Extrait choisi —

<<<<

Nul n’a la cinéphilie infuse. À presque 40 ans, je consacre un dimanche après-midi pluvieux à visionner pour la première fois les 195 minutes de La Fille de Ryan (1970). David Lean et son scénariste Robert Bolt qui s’inspirent de Madame Bovary, les paysages spectaculaires de la péninsule de Dingle, contre-emploi pour un Robert Mitchum impérial en mari cocu, Sarah Miles impressionnante en blanc, en rouge, en jaune, en gris. La mise en scène est d’une admirable limpidité, le montage ou certains effets de lumière frappent par leur audace (la première rencontre entre l’héroïne et son amant), le film contient deux scènes de coïts mémorables primordiales à la compréhension. Surtout, La Fille de Ryan déchaîne une puissance tellurique qui semble avoir impressionné nombre de suiveurs, de Lars Von Trier (Breaking The Waves – 1995) à William Friedkin (la scène de la tempête me renvoie au pont suspendu de Sorcerer – 1977). Une rapide recherche m’apprend deux faits intéressants : en pleine montée de vague du « Nouvel Hollywood », La Fille de Ryan aurait été conspué par la critique américaine, sans doute en réaction au cinéma bigger than life de David Lean. Vingt-quatre ans plus tard, c’est aussi un assassinat critique qui accueillit Giorgino (1994). Inspiré du film de David Lean et désastre financier en son temps, le film de Laurent Boutonnat est resté longtemps invisible avant d’être réhabilité par quelques critiques francs-tireurs et ressorti en DVD en 2007. De quoi piquer ma curiosité cinéphile, à suivre donc…


Lundi 9 décembre

À l’heure du bilan d’une décennie de blockbusters franchisés placée sous la domination envahissante du géant Disney/Marvel, le retour sur le devant de la scène de Georges Miller et de son « road warrior » aura ravivé un instant la flamme d’un cinéma d’action que l’on croyait disparu. Max Rockatansky et son V8 Interceptor tout cabossé détonnaient dans un paysage cinématographique de plus en plus aseptisé et alignant les scènes d’action interchangeables. Sans jamais  ralentir la cadence et avec une économie de dialogue salutaire, Miller réussissait l’exploit de faire avancer son histoire tout en suggérant un univers aux ramifications encore plus étendues. Un pari formel et narratif célébré par une partie de la critique et du public mais aussi vivement fustigé d’autre part autour de l’éternel débat du fond et de la forme, reprochant au film son absence de scénario ou d’enjeux, alors même que par essence au cinéma -art visuel par excellence -la forme égale le fond. Quatre ans plus tard, alors que la suite de Mad Max Fury Road (2015) se fait attendre, l’annonce du nouveau projet de Georges Miller sonne comme un pied de nez aux détracteurs de son dernier exploit. Intitulé 3000 Years of longing (un titre voisin de celui du documentaire de Miller consacré au cinéma australien 40 000 Years of dreaming) et annoncé comme « très visuel, mais presque à l’opposé de Fury Road… se déroulant essentiellement en intérieur avec beaucoup de conversations » ce film énigmatique porté par Idris Elba et Tilda Swinton n’est pas sans évoquer l’idée convoquée par James Cameron à la sortie d’Avatar d’un huis clos dramatique tourné en 3D afin d’asseoir l’idée que la 3D était avant tout un outil au service de la narration. Deux grands conteurs pour une même idée du cinéma qu’il nous tarde de retrouver sur grand écran après une décennie 2010 repliée sur elle-même et qui aura – à quelques exceptions près – été incapable de nous donner à voir le visage du cinéma de demain.

>>>>

Consignes —
A: Résumez l'extrait en deux phrases.
B: Répondez aux questions suivantes à l'aide de l'extrait :
(i) Quelle est la durée de La Fille de Ryan ?
(ii) En quelle année Giorgino est-il ressorti en DVD ?
(iii) Quels acteurs portent le projet 3000 Years of longing ?
Les entrées n'ont aucun rôle dans ce travail.

Informations extraites —
<<<<

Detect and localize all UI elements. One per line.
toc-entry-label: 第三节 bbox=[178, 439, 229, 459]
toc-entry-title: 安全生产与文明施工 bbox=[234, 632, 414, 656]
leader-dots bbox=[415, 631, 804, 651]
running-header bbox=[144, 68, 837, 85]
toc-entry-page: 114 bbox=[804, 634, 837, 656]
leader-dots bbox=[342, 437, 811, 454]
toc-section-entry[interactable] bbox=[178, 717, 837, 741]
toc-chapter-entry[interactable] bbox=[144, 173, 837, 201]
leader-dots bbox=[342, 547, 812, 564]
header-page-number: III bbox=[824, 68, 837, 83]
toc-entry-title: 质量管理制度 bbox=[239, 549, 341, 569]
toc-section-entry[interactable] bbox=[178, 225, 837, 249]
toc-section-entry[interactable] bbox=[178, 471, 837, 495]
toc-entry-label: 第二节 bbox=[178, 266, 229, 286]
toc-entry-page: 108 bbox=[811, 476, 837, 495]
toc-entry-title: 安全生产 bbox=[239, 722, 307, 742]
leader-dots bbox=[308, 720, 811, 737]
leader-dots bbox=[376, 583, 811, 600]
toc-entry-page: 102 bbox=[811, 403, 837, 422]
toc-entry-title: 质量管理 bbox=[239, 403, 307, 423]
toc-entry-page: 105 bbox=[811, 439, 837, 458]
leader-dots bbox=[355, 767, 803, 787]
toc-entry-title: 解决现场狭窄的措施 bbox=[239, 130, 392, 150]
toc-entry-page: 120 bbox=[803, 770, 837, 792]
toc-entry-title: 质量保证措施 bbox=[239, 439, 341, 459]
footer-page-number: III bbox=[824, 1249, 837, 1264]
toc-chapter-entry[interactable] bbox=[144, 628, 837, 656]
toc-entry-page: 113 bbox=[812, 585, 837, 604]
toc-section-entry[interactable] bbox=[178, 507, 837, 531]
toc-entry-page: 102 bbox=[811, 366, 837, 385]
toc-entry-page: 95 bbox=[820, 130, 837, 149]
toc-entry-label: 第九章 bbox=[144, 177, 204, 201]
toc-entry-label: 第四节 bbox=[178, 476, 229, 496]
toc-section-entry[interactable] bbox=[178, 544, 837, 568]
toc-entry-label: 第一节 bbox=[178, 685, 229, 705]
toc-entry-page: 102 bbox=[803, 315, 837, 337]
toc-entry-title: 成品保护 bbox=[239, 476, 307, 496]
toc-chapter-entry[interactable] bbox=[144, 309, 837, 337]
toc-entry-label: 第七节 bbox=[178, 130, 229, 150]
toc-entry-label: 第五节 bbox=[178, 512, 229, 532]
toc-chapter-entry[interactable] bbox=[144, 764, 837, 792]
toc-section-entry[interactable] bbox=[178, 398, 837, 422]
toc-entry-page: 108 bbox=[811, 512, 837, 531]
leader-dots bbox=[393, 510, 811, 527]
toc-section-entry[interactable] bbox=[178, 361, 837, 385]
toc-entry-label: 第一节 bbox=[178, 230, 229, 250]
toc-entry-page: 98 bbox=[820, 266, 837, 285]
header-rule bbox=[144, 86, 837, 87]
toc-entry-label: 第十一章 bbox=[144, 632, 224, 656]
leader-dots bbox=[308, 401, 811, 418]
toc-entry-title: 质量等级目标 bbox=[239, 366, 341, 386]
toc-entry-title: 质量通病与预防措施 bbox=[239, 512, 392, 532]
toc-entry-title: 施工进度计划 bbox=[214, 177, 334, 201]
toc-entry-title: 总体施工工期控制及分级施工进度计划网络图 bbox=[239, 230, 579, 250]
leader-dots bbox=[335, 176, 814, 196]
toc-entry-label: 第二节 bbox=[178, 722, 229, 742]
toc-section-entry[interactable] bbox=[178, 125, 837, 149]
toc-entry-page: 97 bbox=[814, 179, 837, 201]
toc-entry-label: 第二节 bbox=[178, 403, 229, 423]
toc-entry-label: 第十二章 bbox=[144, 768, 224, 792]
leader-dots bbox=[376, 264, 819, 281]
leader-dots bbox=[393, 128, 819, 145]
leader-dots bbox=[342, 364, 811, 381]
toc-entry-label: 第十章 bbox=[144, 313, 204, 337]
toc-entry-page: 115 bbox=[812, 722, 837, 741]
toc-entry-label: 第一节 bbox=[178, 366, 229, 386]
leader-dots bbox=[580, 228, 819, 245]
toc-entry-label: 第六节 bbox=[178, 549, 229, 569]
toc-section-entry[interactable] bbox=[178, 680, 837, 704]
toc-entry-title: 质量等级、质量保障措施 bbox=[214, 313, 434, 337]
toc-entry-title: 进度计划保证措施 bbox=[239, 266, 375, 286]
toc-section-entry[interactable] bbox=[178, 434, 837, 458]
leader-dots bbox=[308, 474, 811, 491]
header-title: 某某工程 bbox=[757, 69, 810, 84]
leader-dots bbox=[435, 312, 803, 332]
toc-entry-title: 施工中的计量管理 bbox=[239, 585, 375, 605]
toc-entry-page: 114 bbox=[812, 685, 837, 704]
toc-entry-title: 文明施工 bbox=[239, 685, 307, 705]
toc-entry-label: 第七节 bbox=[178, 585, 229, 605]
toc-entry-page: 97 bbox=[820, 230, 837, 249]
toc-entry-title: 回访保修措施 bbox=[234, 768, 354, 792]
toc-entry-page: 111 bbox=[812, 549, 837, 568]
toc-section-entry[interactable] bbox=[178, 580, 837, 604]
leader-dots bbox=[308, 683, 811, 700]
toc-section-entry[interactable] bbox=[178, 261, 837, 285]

>>>>

Réponses par consigne —
A: L'extrait évoque d'abord La Fille de Ryan (1970) de David Lean, film à la mise en scène d'une grande limpidité qui aurait été conspué par la critique américaine et qui a inspiré Giorgino (1994) de Laurent Boutonnat, lui aussi éreinté à sa sortie avant d'être réhabilité. Il salue ensuite Mad Max Fury Road (2015) de Georges Miller comme un sursaut du cinéma d'action dans une décennie dominée par Disney/Marvel, puis présente son nouveau projet, 3000 Years of longing, annoncé comme se déroulant essentiellement en intérieur avec beaucoup de conversations.

B:
(i) 195 minutes.
(ii) En 2007.
(iii) Idris Elba et Tilda Swinton.